Dataset rows:
>>>>

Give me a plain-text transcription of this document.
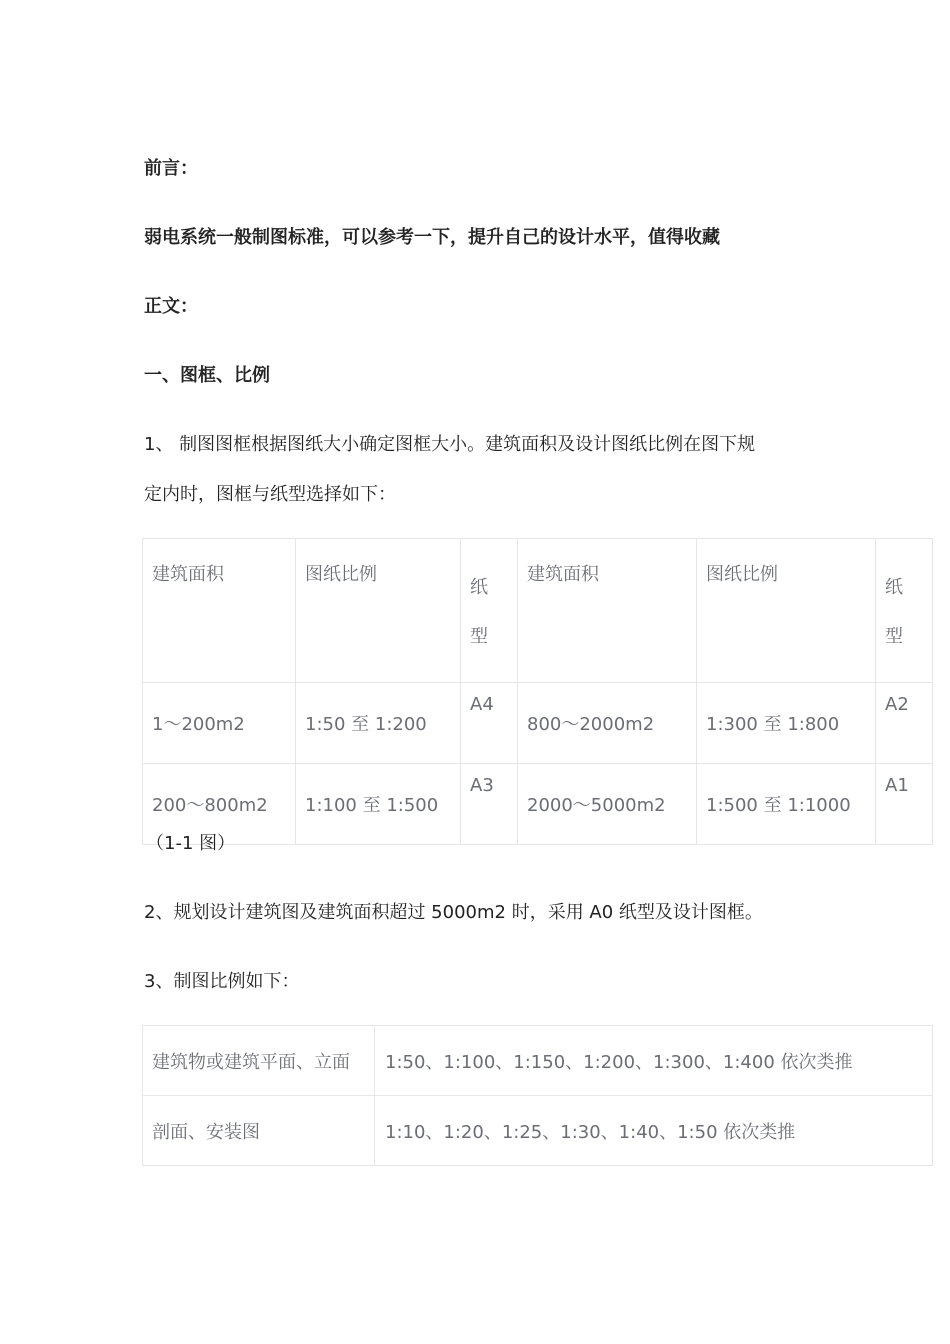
前言：

弱电系统一般制图标准，可以参考一下，提升自己的设计水平，值得收藏

正文：

一、图框、比例

1、 制图图框根据图纸大小确定图框大小。建筑面积及设计图纸比例在图下规

定内时，图框与纸型选择如下：

建筑面积	图纸比例	纸型	建筑面积	图纸比例	纸型

1～200m2	1:50 至 1:200	A4	800～2000m2	1:300 至 1:800	A2
200～800m2	1:100 至 1:500	A3	2000～5000m2	1:500 至 1:1000	A1

（1-1 图）

2、规划设计建筑图及建筑面积超过 5000m2 时，采用 A0 纸型及设计图框。

3、制图比例如下：

建筑物或建筑平面、立面	1:50、1:100、1:150、1:200、1:300、1:400 依次类推
剖面、安装图	1:10、1:20、1:25、1:30、1:40、1:50 依次类推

<<<<

Work required:
Where a line in the entries holds "依次类推", copy that line.

Written response:
建筑物或建筑平面、立面	1:50、1:100、1:150、1:200、1:300、1:400 依次类推
剖面、安装图	1:10、1:20、1:25、1:30、1:40、1:50 依次类推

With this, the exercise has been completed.